◆ **PROBLEM TO WORK ON**
Return each line of the listing that has the word "further" in it.

◆ **RECORDS FOR THIS EXERCISE**
--- START ---

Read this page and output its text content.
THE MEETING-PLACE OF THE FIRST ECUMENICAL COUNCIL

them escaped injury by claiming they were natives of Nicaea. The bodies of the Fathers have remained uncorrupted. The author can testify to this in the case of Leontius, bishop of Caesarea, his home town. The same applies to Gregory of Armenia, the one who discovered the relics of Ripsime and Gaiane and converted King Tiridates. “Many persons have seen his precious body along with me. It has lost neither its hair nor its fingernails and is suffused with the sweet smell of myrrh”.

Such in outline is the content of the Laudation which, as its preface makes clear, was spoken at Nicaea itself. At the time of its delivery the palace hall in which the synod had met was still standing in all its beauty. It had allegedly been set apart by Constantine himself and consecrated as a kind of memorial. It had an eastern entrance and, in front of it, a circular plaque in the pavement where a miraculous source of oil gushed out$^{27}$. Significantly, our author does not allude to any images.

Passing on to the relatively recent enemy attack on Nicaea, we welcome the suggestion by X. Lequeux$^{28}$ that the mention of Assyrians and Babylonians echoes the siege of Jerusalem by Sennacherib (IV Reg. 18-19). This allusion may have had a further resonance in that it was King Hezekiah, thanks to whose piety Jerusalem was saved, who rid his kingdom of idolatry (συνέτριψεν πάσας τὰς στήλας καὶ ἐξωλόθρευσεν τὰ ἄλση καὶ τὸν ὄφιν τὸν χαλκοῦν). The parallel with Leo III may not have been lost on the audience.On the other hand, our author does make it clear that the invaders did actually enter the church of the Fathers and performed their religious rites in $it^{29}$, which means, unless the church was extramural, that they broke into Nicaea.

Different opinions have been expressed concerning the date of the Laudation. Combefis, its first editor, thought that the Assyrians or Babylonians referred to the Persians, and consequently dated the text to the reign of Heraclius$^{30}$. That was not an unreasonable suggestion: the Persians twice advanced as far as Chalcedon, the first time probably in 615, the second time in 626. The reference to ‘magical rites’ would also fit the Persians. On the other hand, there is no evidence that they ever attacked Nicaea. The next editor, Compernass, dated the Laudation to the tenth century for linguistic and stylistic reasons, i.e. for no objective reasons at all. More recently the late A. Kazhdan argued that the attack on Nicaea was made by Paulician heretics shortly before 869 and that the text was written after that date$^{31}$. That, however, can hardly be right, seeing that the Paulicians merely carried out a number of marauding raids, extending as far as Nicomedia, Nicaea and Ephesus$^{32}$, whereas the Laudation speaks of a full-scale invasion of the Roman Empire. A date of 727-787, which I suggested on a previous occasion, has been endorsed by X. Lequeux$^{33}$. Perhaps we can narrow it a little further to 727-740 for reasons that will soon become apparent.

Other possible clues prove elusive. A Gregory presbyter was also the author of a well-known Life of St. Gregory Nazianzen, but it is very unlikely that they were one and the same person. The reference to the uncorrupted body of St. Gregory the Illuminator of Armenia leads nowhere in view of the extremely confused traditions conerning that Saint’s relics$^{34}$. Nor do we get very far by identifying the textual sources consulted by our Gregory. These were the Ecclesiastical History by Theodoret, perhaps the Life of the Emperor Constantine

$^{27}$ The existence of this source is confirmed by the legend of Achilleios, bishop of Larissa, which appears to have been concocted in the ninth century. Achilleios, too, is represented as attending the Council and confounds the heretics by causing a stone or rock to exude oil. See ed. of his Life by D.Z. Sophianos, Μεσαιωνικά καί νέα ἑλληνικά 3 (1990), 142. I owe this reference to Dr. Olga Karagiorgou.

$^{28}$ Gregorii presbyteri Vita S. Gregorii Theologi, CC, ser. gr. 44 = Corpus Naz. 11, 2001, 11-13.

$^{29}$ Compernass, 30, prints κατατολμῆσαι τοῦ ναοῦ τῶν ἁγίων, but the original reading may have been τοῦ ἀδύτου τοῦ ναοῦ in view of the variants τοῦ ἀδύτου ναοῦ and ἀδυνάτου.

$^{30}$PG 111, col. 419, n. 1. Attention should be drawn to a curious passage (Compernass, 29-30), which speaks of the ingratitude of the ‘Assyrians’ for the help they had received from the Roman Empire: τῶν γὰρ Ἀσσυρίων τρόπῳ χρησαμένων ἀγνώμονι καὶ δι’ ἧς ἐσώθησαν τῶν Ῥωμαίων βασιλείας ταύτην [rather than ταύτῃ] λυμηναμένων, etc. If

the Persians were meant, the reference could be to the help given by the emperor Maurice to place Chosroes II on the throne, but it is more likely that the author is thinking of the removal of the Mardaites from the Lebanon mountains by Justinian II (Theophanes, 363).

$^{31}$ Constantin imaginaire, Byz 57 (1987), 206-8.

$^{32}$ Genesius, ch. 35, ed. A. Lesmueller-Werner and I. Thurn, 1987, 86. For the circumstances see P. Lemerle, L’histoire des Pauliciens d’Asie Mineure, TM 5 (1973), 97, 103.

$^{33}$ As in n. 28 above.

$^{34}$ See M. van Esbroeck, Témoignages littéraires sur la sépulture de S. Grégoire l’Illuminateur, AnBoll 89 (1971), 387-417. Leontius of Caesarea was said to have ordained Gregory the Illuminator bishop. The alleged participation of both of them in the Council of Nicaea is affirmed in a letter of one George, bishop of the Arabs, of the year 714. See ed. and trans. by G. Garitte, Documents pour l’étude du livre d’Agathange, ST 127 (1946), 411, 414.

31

--- END ---

◆ **EXERCISE SOLUTION**
Passing on to the relatively recent enemy attack on Nicaea, we welcome the suggestion by X. Lequeux$^{28}$ that the mention of Assyrians and Babylonians echoes the siege of Jerusalem by Sennacherib (IV Reg. 18-19). This allusion may have had a further resonance in that it was King Hezekiah, thanks to whose piety Jerusalem was saved, who rid his kingdom of idolatry (συνέτριψεν πάσας τὰς στήλας καὶ ἐξωλόθρευσεν τὰ ἄλση καὶ τὸν ὄφιν τὸν χαλκοῦν). The parallel with Leo III may not have been lost on the audience.On the other hand, our author does make it clear that the invaders did actually enter the church of the Fathers and performed their religious rites in $it^{29}$, which means, unless the church was extramural, that they broke into Nicaea.
Different opinions have been expressed concerning the date of the Laudation. Combefis, its first editor, thought that the Assyrians or Babylonians referred to the Persians, and consequently dated the text to the reign of Heraclius$^{30}$. That was not an unreasonable suggestion: the Persians twice advanced as far as Chalcedon, the first time probably in 615, the second time in 626. The reference to ‘magical rites’ would also fit the Persians. On the other hand, there is no evidence that they ever attacked Nicaea. The next editor, Compernass, dated the Laudation to the tenth century for linguistic and stylistic reasons, i.e. for no objective reasons at all. More recently the late A. Kazhdan argued that the attack on Nicaea was made by Paulician heretics shortly before 869 and that the text was written after that date$^{31}$. That, however, can hardly be right, seeing that the Paulicians merely carried out a number of marauding raids, extending as far as Nicomedia, Nicaea and Ephesus$^{32}$, whereas the Laudation speaks of a full-scale invasion of the Roman Empire. A date of 727-787, which I suggested on a previous occasion, has been endorsed by X. Lequeux$^{33}$. Perhaps we can narrow it a little further to 727-740 for reasons that will soon become apparent.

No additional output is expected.